Dataset content ->
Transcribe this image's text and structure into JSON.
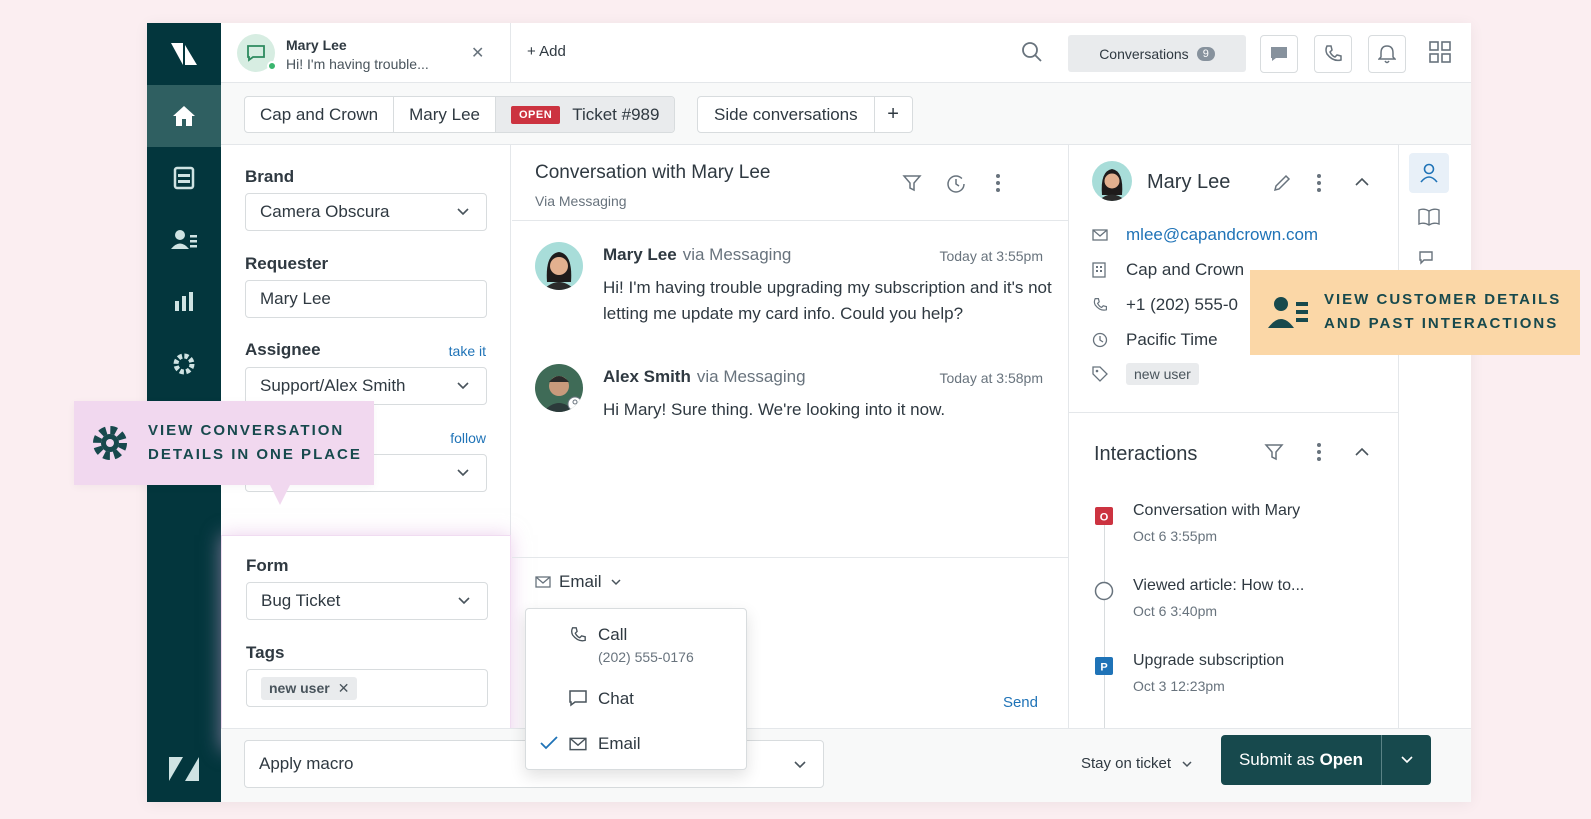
{
  "topbar": {
    "conv_tab": {
      "name": "Mary Lee",
      "preview": "Hi! I'm having trouble..."
    },
    "add_label": "+ Add",
    "conversations_label": "Conversations",
    "conversations_count": "9"
  },
  "tabs": {
    "crumbs": [
      "Cap and Crown",
      "Mary Lee"
    ],
    "ticket_status": "OPEN",
    "ticket_label": "Ticket #989",
    "side_conversations": "Side conversations",
    "plus": "+"
  },
  "fields": {
    "brand_label": "Brand",
    "brand_value": "Camera Obscura",
    "requester_label": "Requester",
    "requester_value": "Mary Lee",
    "assignee_label": "Assignee",
    "assignee_link": "take it",
    "assignee_value": "Support/Alex Smith",
    "follow_link": "follow",
    "form_label": "Form",
    "form_value": "Bug Ticket",
    "tags_label": "Tags",
    "tag_value": "new user"
  },
  "conversation": {
    "title": "Conversation with Mary Lee",
    "subtitle": "Via Messaging",
    "messages": [
      {
        "name": "Mary Lee",
        "via": "via Messaging",
        "time": "Today at 3:55pm",
        "text": "Hi! I'm having trouble upgrading my subscription and it's not letting me update my card info. Could you help?"
      },
      {
        "name": "Alex Smith",
        "via": "via Messaging",
        "time": "Today at 3:58pm",
        "text": "Hi Mary! Sure thing. We're looking into it now."
      }
    ],
    "channel": "Email",
    "send": "Send"
  },
  "channel_dropdown": {
    "items": [
      {
        "label": "Call",
        "sub": "(202) 555-0176",
        "icon": "phone-icon"
      },
      {
        "label": "Chat",
        "sub": "",
        "icon": "chat-icon"
      },
      {
        "label": "Email",
        "sub": "",
        "icon": "mail-icon",
        "selected": true
      }
    ]
  },
  "customer": {
    "name": "Mary Lee",
    "email": "mlee@capandcrown.com",
    "organization": "Cap and Crown",
    "phone": "+1 (202) 555-0",
    "timezone": "Pacific Time",
    "tag": "new user"
  },
  "interactions": {
    "title": "Interactions",
    "items": [
      {
        "title": "Conversation with Mary",
        "date": "Oct 6 3:55pm",
        "badge": "O",
        "color": "#cc3340"
      },
      {
        "title": "Viewed article: How to...",
        "date": "Oct 6 3:40pm",
        "badge": "",
        "color": "#ffffff"
      },
      {
        "title": "Upgrade subscription",
        "date": "Oct 3 12:23pm",
        "badge": "P",
        "color": "#1f73b7"
      }
    ]
  },
  "bottombar": {
    "macro": "Apply macro",
    "stay": "Stay on ticket",
    "submit_prefix": "Submit as",
    "submit_status": "Open"
  },
  "callouts": {
    "left_line1": "VIEW CONVERSATION",
    "left_line2": "DETAILS IN ONE PLACE",
    "right_line1": "VIEW CUSTOMER DETAILS",
    "right_line2": "AND PAST INTERACTIONS"
  },
  "colors": {
    "rail": "#03363d",
    "accent_blue": "#1f73b7",
    "open_red": "#cc3340",
    "submit": "#17494d",
    "callout_pink": "#f1d8ef",
    "callout_orange": "#fbd7a7"
  }
}
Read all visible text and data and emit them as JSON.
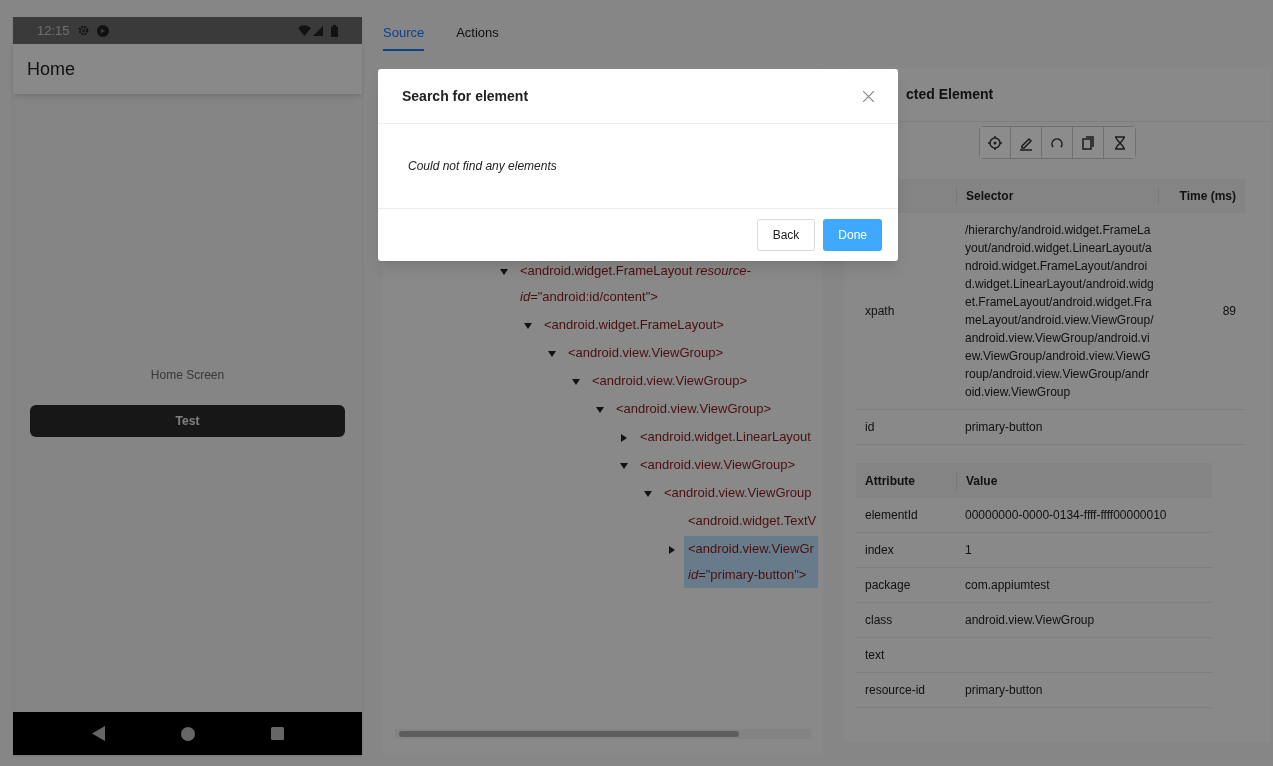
{
  "device": {
    "time": "12:15",
    "app_title": "Home",
    "screen_text": "Home Screen",
    "button_label": "Test"
  },
  "tabs": [
    {
      "label": "Source",
      "selected": true
    },
    {
      "label": "Actions",
      "selected": false
    }
  ],
  "source_tree": [
    {
      "lines": [
        "<android.widget.FrameLayout *resource-*",
        "*id*=\"android:id/content\">"
      ],
      "expanded": true,
      "selected": false,
      "children": [
        {
          "lines": [
            "<android.widget.FrameLayout>"
          ],
          "expanded": true,
          "selected": false,
          "children": [
            {
              "lines": [
                "<android.view.ViewGroup>"
              ],
              "expanded": true,
              "selected": false,
              "children": [
                {
                  "lines": [
                    "<android.view.ViewGroup>"
                  ],
                  "expanded": true,
                  "selected": false,
                  "children": [
                    {
                      "lines": [
                        "<android.view.ViewGroup>"
                      ],
                      "expanded": true,
                      "selected": false,
                      "children": [
                        {
                          "lines": [
                            "<android.widget.LinearLayout"
                          ],
                          "expanded": false,
                          "selected": false
                        },
                        {
                          "lines": [
                            "<android.view.ViewGroup>"
                          ],
                          "expanded": true,
                          "selected": false,
                          "children": [
                            {
                              "lines": [
                                "<android.view.ViewGroup"
                              ],
                              "expanded": true,
                              "selected": false,
                              "children": [
                                {
                                  "lines": [
                                    "<android.widget.TextV"
                                  ],
                                  "selected": false
                                },
                                {
                                  "lines": [
                                    "<android.view.ViewGr",
                                    "*id*=\"primary-button\">"
                                  ],
                                  "expanded": false,
                                  "selected": true
                                }
                              ]
                            }
                          ]
                        }
                      ]
                    }
                  ]
                }
              ]
            }
          ]
        }
      ]
    }
  ],
  "selected_element": {
    "title": "cted Element",
    "selector_table": {
      "columns": [
        "Selector",
        "Time (ms)"
      ],
      "rows": [
        {
          "strategy": "xpath",
          "selector": "/hierarchy/android.widget.FrameLayout/android.widget.LinearLayout/android.widget.FrameLayout/android.widget.LinearLayout/android.widget.FrameLayout/android.widget.FrameLayout/android.view.ViewGroup/android.view.ViewGroup/android.view.ViewGroup/android.view.ViewGroup/android.view.ViewGroup/android.view.ViewGroup",
          "time": "89"
        },
        {
          "strategy": "id",
          "selector": "primary-button"
        }
      ]
    },
    "attribute_table": {
      "columns": [
        "Attribute",
        "Value"
      ],
      "rows": [
        {
          "name": "elementId",
          "value": "00000000-0000-0134-ffff-ffff00000010"
        },
        {
          "name": "index",
          "value": "1"
        },
        {
          "name": "package",
          "value": "com.appiumtest"
        },
        {
          "name": "class",
          "value": "android.view.ViewGroup"
        },
        {
          "name": "text"
        },
        {
          "name": "resource-id",
          "value": "primary-button"
        }
      ]
    }
  },
  "dialog": {
    "title": "Search for element",
    "message": "Could not find any elements",
    "buttons": [
      {
        "label": "Back",
        "kind": "default"
      },
      {
        "label": "Done",
        "kind": "primary"
      }
    ]
  }
}
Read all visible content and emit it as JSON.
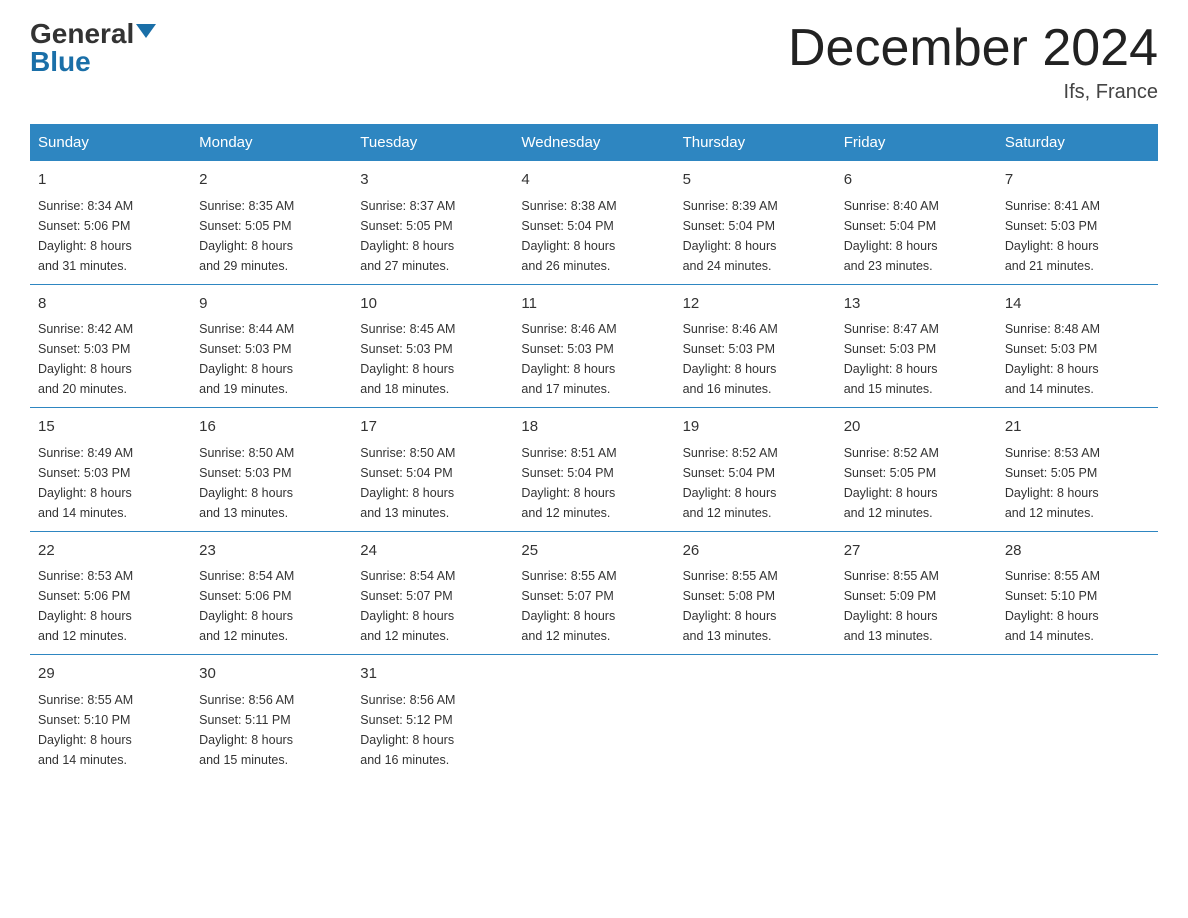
{
  "logo": {
    "general": "General",
    "blue": "Blue"
  },
  "title": "December 2024",
  "location": "Ifs, France",
  "days_of_week": [
    "Sunday",
    "Monday",
    "Tuesday",
    "Wednesday",
    "Thursday",
    "Friday",
    "Saturday"
  ],
  "weeks": [
    [
      {
        "day": "1",
        "sunrise": "8:34 AM",
        "sunset": "5:06 PM",
        "daylight": "8 hours and 31 minutes."
      },
      {
        "day": "2",
        "sunrise": "8:35 AM",
        "sunset": "5:05 PM",
        "daylight": "8 hours and 29 minutes."
      },
      {
        "day": "3",
        "sunrise": "8:37 AM",
        "sunset": "5:05 PM",
        "daylight": "8 hours and 27 minutes."
      },
      {
        "day": "4",
        "sunrise": "8:38 AM",
        "sunset": "5:04 PM",
        "daylight": "8 hours and 26 minutes."
      },
      {
        "day": "5",
        "sunrise": "8:39 AM",
        "sunset": "5:04 PM",
        "daylight": "8 hours and 24 minutes."
      },
      {
        "day": "6",
        "sunrise": "8:40 AM",
        "sunset": "5:04 PM",
        "daylight": "8 hours and 23 minutes."
      },
      {
        "day": "7",
        "sunrise": "8:41 AM",
        "sunset": "5:03 PM",
        "daylight": "8 hours and 21 minutes."
      }
    ],
    [
      {
        "day": "8",
        "sunrise": "8:42 AM",
        "sunset": "5:03 PM",
        "daylight": "8 hours and 20 minutes."
      },
      {
        "day": "9",
        "sunrise": "8:44 AM",
        "sunset": "5:03 PM",
        "daylight": "8 hours and 19 minutes."
      },
      {
        "day": "10",
        "sunrise": "8:45 AM",
        "sunset": "5:03 PM",
        "daylight": "8 hours and 18 minutes."
      },
      {
        "day": "11",
        "sunrise": "8:46 AM",
        "sunset": "5:03 PM",
        "daylight": "8 hours and 17 minutes."
      },
      {
        "day": "12",
        "sunrise": "8:46 AM",
        "sunset": "5:03 PM",
        "daylight": "8 hours and 16 minutes."
      },
      {
        "day": "13",
        "sunrise": "8:47 AM",
        "sunset": "5:03 PM",
        "daylight": "8 hours and 15 minutes."
      },
      {
        "day": "14",
        "sunrise": "8:48 AM",
        "sunset": "5:03 PM",
        "daylight": "8 hours and 14 minutes."
      }
    ],
    [
      {
        "day": "15",
        "sunrise": "8:49 AM",
        "sunset": "5:03 PM",
        "daylight": "8 hours and 14 minutes."
      },
      {
        "day": "16",
        "sunrise": "8:50 AM",
        "sunset": "5:03 PM",
        "daylight": "8 hours and 13 minutes."
      },
      {
        "day": "17",
        "sunrise": "8:50 AM",
        "sunset": "5:04 PM",
        "daylight": "8 hours and 13 minutes."
      },
      {
        "day": "18",
        "sunrise": "8:51 AM",
        "sunset": "5:04 PM",
        "daylight": "8 hours and 12 minutes."
      },
      {
        "day": "19",
        "sunrise": "8:52 AM",
        "sunset": "5:04 PM",
        "daylight": "8 hours and 12 minutes."
      },
      {
        "day": "20",
        "sunrise": "8:52 AM",
        "sunset": "5:05 PM",
        "daylight": "8 hours and 12 minutes."
      },
      {
        "day": "21",
        "sunrise": "8:53 AM",
        "sunset": "5:05 PM",
        "daylight": "8 hours and 12 minutes."
      }
    ],
    [
      {
        "day": "22",
        "sunrise": "8:53 AM",
        "sunset": "5:06 PM",
        "daylight": "8 hours and 12 minutes."
      },
      {
        "day": "23",
        "sunrise": "8:54 AM",
        "sunset": "5:06 PM",
        "daylight": "8 hours and 12 minutes."
      },
      {
        "day": "24",
        "sunrise": "8:54 AM",
        "sunset": "5:07 PM",
        "daylight": "8 hours and 12 minutes."
      },
      {
        "day": "25",
        "sunrise": "8:55 AM",
        "sunset": "5:07 PM",
        "daylight": "8 hours and 12 minutes."
      },
      {
        "day": "26",
        "sunrise": "8:55 AM",
        "sunset": "5:08 PM",
        "daylight": "8 hours and 13 minutes."
      },
      {
        "day": "27",
        "sunrise": "8:55 AM",
        "sunset": "5:09 PM",
        "daylight": "8 hours and 13 minutes."
      },
      {
        "day": "28",
        "sunrise": "8:55 AM",
        "sunset": "5:10 PM",
        "daylight": "8 hours and 14 minutes."
      }
    ],
    [
      {
        "day": "29",
        "sunrise": "8:55 AM",
        "sunset": "5:10 PM",
        "daylight": "8 hours and 14 minutes."
      },
      {
        "day": "30",
        "sunrise": "8:56 AM",
        "sunset": "5:11 PM",
        "daylight": "8 hours and 15 minutes."
      },
      {
        "day": "31",
        "sunrise": "8:56 AM",
        "sunset": "5:12 PM",
        "daylight": "8 hours and 16 minutes."
      },
      null,
      null,
      null,
      null
    ]
  ],
  "labels": {
    "sunrise": "Sunrise:",
    "sunset": "Sunset:",
    "daylight": "Daylight:"
  }
}
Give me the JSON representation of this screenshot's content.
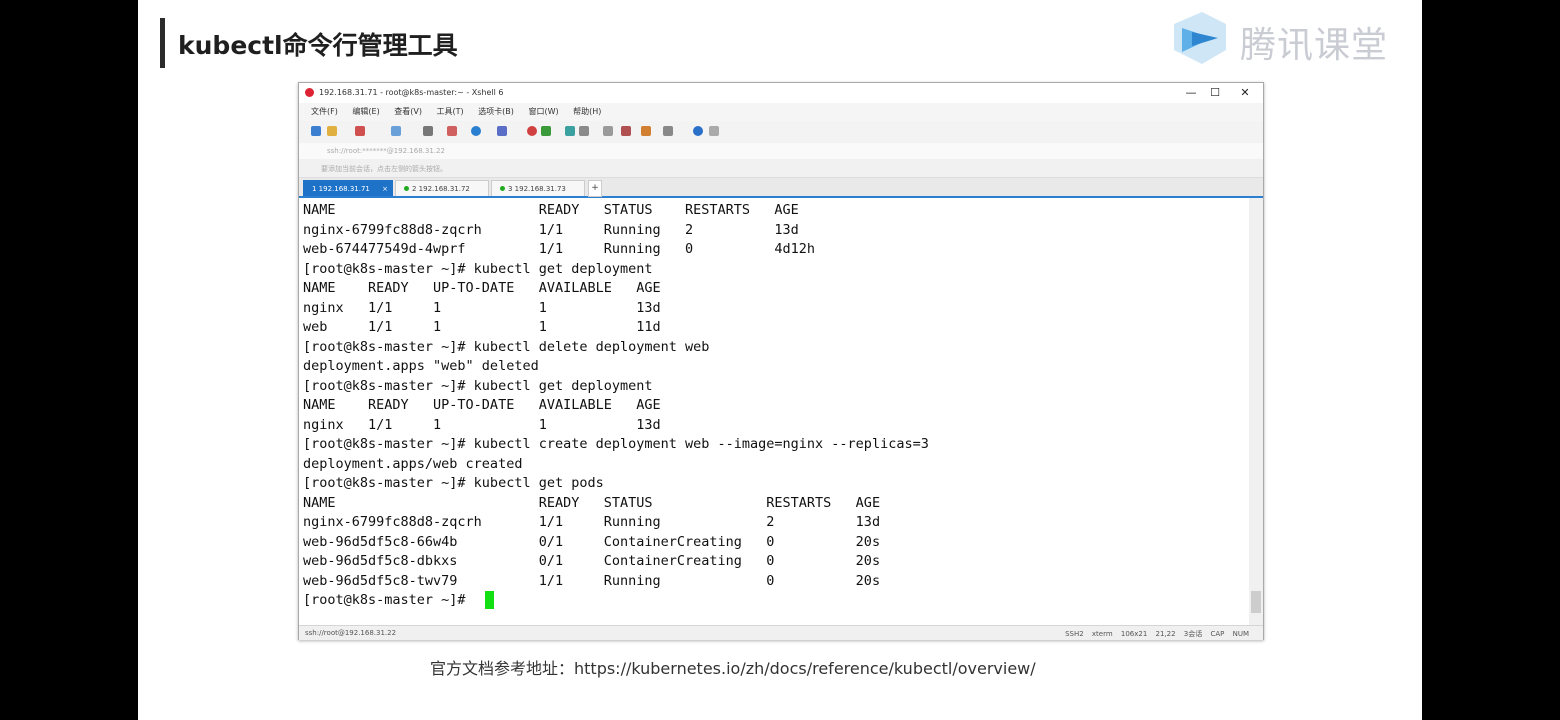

Job -> Look through the material above and pick out each line holding the word "Home".

Answer for this exercise ->
    "app_title": "Home",
    "screen_text": "Home Screen",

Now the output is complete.